**STATED PROBLEM**
Give only the count of lines containing "series".

——

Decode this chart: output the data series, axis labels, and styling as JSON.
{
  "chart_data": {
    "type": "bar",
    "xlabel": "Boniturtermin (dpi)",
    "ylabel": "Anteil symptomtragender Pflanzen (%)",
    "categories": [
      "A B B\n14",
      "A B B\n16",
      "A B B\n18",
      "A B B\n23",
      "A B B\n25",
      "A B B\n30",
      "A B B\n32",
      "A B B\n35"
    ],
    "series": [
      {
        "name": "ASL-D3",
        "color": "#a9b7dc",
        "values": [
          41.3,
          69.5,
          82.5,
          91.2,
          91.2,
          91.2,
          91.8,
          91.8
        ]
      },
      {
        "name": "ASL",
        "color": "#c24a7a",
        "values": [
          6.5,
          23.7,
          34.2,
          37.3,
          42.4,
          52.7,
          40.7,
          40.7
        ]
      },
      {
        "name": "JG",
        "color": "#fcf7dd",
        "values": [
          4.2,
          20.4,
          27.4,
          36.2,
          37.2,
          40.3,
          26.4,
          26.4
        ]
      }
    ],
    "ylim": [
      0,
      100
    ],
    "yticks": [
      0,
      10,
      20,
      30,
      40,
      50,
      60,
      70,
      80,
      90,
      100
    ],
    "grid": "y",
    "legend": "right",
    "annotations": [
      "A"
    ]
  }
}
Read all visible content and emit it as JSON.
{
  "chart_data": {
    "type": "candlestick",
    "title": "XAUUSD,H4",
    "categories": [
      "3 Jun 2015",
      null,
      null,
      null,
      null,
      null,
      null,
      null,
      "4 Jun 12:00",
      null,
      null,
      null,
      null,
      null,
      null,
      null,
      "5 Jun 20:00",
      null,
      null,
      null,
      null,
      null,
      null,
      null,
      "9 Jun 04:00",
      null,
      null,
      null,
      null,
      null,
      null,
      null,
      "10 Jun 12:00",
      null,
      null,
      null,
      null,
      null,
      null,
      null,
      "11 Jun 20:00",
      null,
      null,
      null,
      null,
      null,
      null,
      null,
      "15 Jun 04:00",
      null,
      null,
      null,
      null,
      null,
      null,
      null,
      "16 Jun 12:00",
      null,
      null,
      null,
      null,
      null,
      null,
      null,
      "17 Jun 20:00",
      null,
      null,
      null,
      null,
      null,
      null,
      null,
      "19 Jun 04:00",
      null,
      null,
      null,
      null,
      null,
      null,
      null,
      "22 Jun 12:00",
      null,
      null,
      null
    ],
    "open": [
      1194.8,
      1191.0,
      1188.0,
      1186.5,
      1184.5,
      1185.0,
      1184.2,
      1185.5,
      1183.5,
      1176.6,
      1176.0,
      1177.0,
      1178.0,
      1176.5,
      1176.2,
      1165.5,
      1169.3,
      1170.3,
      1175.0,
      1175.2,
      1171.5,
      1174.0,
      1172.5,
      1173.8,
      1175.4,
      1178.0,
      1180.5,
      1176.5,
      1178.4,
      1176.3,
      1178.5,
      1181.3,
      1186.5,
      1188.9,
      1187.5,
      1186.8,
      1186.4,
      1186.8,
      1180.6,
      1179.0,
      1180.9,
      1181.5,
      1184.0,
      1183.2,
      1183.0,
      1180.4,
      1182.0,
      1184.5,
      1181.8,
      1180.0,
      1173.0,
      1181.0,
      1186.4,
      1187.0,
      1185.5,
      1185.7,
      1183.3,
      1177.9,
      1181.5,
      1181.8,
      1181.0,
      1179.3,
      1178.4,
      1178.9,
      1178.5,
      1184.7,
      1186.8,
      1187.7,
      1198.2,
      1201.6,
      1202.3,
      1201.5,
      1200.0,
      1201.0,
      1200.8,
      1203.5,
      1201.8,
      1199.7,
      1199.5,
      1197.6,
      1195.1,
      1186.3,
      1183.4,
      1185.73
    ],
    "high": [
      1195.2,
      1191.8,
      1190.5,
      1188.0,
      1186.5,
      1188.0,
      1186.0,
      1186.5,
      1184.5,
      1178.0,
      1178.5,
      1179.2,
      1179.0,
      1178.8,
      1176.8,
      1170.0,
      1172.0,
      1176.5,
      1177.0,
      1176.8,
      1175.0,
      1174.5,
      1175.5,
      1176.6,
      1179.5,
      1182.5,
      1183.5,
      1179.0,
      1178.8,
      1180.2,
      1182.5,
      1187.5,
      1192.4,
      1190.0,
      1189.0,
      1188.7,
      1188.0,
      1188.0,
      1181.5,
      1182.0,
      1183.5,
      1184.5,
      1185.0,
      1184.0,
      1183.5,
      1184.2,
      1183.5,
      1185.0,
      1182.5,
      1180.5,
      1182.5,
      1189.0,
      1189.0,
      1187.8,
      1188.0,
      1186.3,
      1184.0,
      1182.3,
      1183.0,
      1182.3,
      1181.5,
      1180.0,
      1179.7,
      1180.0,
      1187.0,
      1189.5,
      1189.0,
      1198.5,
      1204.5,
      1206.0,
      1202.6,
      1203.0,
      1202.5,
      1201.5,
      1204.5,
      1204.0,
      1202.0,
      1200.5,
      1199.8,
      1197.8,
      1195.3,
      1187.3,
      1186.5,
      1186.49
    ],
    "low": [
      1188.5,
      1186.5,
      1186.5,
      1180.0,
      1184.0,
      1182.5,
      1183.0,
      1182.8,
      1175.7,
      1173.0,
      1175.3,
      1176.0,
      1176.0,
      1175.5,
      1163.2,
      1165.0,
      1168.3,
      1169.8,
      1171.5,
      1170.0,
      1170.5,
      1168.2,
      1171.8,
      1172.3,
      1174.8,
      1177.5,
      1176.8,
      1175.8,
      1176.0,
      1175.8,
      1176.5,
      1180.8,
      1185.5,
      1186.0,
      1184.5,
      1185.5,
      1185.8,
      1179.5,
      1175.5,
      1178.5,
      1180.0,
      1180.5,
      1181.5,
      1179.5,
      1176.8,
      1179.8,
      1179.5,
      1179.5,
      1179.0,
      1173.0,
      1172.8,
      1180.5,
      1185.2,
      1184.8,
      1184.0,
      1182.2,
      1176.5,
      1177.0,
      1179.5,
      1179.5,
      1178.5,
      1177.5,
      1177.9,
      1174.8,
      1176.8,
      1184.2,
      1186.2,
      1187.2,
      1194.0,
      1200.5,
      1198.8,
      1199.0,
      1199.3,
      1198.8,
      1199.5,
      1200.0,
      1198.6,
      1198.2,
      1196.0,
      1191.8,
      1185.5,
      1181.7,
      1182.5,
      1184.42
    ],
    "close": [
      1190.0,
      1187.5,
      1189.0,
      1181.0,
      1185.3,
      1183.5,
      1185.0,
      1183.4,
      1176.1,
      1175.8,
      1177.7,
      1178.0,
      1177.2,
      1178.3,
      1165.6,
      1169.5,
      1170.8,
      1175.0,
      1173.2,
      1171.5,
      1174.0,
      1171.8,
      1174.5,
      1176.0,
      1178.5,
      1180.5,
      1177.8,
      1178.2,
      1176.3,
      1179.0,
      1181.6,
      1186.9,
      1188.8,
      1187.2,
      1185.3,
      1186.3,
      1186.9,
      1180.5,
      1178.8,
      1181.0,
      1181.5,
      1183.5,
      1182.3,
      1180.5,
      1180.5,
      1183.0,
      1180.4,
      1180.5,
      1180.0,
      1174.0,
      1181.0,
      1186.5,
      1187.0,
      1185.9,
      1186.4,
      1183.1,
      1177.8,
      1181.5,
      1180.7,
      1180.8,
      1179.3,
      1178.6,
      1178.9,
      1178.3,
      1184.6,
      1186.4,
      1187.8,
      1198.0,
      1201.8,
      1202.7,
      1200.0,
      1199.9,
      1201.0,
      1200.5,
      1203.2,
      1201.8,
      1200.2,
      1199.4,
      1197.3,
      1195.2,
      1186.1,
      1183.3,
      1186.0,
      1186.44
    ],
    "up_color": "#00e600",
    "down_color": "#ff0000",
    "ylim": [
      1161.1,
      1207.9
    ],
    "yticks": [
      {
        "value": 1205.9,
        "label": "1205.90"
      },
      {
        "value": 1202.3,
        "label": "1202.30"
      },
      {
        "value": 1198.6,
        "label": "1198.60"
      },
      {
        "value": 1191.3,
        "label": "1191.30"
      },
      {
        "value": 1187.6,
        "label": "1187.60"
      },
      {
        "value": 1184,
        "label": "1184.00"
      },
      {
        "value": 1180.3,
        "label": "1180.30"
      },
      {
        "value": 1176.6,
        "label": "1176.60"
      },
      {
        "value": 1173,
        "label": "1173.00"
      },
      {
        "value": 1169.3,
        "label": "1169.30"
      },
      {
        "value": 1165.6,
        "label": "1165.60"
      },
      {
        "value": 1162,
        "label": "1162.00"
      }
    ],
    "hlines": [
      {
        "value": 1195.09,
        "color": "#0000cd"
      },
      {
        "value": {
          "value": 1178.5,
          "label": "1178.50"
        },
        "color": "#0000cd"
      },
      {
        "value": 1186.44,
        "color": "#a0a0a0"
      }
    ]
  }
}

——

**THE SOLUTION**
2